**PROMPT**
In the Patrick Dorgu article, reproduce word for word the part that opens with the words containing "- 2023–2025: Lecce" and closes with "Denmark / 16 / (4)".

Patrick Dorgu

Personal information
- Full name: Patrick Chinazaekpere Dorgu
- Date of birth: 26 October 2004 (age 21)
- Place of birth: Copenhagen, Denmark
- Height: 1.85 m (6 ft 1 in)
- Positions: Full-back; wing-back; winger;

Team information
- Current team: Manchester United
- Number: 13

Youth career
- 0000–2016: Husum Boldklub
- 2016–2018: Akademisk Boldklub
- 2018–2022: Nordsjælland
- 2022–2023: Lecce

Senior career*
- Years: Team / Apps / (Gls)
- 2023–2025: Lecce / 53 / (5)
- 2025–: Manchester United / 43 / (4)

International career^{‡}
- 2022: Denmark U18 / 2 / (0)
- 2022–2023: Denmark U19 / 5 / (2)
- 2023: Denmark U20 / 1 / (0)
- 2023–: Denmark U21 / 7 / (0)
- 2024–: Denmark / 16 / (4)

= Patrick Dorgu =

Danish footballer (born 2004)

Patrick Chinazaekpere Dorgu (born 26 October 2004) is a Danish professional football player who plays as a full-back, wing-back, or winger for Premier League club Manchester United and the Denmark national team.

Dorgu began his professional career at Lecce in 2023, where he played in two Serie A seasons, before moving to Manchester United in 2025.

Dorgu made his senior international debut for Denmark in 2024, in the UEFA Nations League.

==Early and personal life==
Dorgu grew up in Husum, a neighbourhood in Copenhagen, Denmark, where he started playing football at local club Husum Boldklub alongside his brothers Ifenna and Gabriel. He is of Nigerian descent. He is a Christian.

==Club career==
===Lecce===
Later, Dorgu was scouted to Nordsjælland's youth academy, before joining Italian club Lecce at under-19 level in July 2022. In February 2023, he extended his contract with Lecce to 2027.

For the 2023–24 season, Dorgu was moved to Lecce's senior squad. He made his debut on 13 August 2023, in a Coppa Italia game against Como. A week later, he made his Serie A debut against Lazio. He scored his first goal on 2 February 2024, in a 3–2 win against Fiorentina.

===Manchester United===
On 2 February 2025, Dorgu signed for Premier League club Manchester United on a five-and-a-half-year contract running until 2030, with the option of an additional year, for a reported fee of £25 million. He made his debut five days later, on 7 February, in a 2–1 FA Cup win against Leicester City.

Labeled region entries
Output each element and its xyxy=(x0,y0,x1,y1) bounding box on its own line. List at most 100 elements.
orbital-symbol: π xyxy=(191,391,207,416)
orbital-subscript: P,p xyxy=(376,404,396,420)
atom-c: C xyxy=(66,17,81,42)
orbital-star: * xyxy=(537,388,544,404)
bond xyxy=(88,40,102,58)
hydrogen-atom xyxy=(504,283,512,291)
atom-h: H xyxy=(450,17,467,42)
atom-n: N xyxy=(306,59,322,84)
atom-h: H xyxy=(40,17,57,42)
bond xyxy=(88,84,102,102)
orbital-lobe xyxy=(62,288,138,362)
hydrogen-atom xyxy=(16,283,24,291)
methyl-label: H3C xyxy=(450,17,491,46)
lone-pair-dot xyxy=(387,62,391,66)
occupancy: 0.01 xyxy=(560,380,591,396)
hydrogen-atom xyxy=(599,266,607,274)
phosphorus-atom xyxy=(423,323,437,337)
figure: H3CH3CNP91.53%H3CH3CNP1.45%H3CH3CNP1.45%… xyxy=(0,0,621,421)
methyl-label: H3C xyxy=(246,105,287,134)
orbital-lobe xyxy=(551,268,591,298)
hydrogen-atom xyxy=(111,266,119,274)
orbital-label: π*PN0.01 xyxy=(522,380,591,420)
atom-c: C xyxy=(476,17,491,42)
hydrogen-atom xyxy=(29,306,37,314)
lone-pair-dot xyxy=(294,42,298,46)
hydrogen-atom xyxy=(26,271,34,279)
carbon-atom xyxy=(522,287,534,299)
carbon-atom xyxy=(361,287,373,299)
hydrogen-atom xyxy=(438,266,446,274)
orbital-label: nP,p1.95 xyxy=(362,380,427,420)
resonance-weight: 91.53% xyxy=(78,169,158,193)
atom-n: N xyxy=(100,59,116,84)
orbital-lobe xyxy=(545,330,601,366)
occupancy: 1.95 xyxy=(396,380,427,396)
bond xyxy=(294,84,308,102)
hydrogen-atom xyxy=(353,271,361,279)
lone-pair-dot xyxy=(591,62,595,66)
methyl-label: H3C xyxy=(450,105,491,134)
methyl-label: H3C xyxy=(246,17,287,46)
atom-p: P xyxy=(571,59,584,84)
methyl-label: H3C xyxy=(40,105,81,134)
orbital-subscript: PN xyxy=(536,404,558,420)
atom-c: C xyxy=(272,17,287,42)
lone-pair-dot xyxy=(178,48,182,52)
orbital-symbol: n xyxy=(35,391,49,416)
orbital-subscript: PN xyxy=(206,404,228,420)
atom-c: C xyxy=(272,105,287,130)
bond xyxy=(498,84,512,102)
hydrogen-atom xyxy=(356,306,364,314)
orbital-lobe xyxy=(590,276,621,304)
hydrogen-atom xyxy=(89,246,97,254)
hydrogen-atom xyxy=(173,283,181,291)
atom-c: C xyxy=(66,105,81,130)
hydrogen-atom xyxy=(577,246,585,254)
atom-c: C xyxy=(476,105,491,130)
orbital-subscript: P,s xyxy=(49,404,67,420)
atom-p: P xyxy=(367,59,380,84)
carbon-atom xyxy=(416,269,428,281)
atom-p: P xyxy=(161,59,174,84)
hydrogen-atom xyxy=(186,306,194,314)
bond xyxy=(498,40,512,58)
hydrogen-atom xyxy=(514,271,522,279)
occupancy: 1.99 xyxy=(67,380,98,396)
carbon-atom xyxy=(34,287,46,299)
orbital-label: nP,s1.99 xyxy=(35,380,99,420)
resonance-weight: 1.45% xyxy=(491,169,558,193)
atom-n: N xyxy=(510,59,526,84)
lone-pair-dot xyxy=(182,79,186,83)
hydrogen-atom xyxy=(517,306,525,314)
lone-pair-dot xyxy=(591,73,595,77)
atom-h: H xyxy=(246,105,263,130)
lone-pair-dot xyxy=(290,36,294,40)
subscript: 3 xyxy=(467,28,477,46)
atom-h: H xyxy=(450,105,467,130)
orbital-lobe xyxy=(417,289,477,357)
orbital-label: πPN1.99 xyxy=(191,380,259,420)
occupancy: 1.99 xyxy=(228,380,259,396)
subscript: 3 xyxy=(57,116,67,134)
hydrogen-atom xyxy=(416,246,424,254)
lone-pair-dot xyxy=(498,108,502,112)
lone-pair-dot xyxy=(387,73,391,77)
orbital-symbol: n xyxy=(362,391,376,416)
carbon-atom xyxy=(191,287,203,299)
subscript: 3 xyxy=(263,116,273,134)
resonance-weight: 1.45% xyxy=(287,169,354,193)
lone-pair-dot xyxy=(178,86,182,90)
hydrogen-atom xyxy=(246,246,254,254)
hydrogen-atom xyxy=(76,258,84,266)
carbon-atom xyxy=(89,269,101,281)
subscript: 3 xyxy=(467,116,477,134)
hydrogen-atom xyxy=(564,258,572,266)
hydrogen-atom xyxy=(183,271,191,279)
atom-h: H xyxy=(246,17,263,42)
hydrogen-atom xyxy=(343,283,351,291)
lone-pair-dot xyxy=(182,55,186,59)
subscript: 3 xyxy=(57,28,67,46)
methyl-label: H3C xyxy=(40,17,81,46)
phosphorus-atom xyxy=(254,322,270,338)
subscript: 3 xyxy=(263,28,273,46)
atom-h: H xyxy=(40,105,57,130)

**TASK RESPONSE**
- 2023–2025: Lecce / 53 / (5)
- 2025–: Manchester United / 43 / (4)

International career^{‡}
- 2022: Denmark U18 / 2 / (0)
- 2022–2023: Denmark U19 / 5 / (2)
- 2023: Denmark U20 / 1 / (0)
- 2023–: Denmark U21 / 7 / (0)
- 2024–: Denmark / 16 / (4)